Write out, exactly as they appear, only the lines running from the line with "Give me a plain-text" to the final line of the listing; include both.
─── THE RECORDS
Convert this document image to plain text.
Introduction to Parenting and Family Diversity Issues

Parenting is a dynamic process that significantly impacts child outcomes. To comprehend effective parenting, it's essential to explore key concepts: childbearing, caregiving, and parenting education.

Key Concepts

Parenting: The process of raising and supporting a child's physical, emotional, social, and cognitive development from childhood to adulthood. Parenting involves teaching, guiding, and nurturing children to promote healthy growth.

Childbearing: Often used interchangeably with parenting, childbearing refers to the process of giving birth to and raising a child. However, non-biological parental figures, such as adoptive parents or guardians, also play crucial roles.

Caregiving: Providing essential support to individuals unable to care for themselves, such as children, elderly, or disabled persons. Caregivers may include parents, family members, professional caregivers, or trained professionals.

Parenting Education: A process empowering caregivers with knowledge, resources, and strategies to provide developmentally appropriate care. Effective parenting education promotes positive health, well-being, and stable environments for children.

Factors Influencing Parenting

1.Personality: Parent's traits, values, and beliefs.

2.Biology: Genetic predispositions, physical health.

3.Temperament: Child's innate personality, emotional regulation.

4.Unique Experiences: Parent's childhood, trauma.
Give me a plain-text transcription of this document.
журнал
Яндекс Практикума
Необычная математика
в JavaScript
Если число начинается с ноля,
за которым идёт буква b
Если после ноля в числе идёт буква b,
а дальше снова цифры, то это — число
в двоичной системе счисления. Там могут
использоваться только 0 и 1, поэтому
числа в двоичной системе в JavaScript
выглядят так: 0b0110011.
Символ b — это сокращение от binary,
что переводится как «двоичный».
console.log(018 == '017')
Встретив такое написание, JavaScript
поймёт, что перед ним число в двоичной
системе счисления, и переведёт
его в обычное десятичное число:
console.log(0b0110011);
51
──────
» CORRECT OUTPUT
Give me a plain-text transcription of this document.
журнал
Яндекс Практикума
Необычная математика
в JavaScript
Если число начинается с ноля,
за которым идёт буква b
Если после ноля в числе идёт буква b,
а дальше снова цифры, то это — число
в двоичной системе счисления. Там могут
использоваться только 0 и 1, поэтому
числа в двоичной системе в JavaScript
выглядят так: 0b0110011.
Символ b — это сокращение от binary,
что переводится как «двоичный».
console.log(018 == '017')
Встретив такое написание, JavaScript
поймёт, что перед ним число в двоичной
системе счисления, и переведёт
его в обычное десятичное число:
console.log(0b0110011);
51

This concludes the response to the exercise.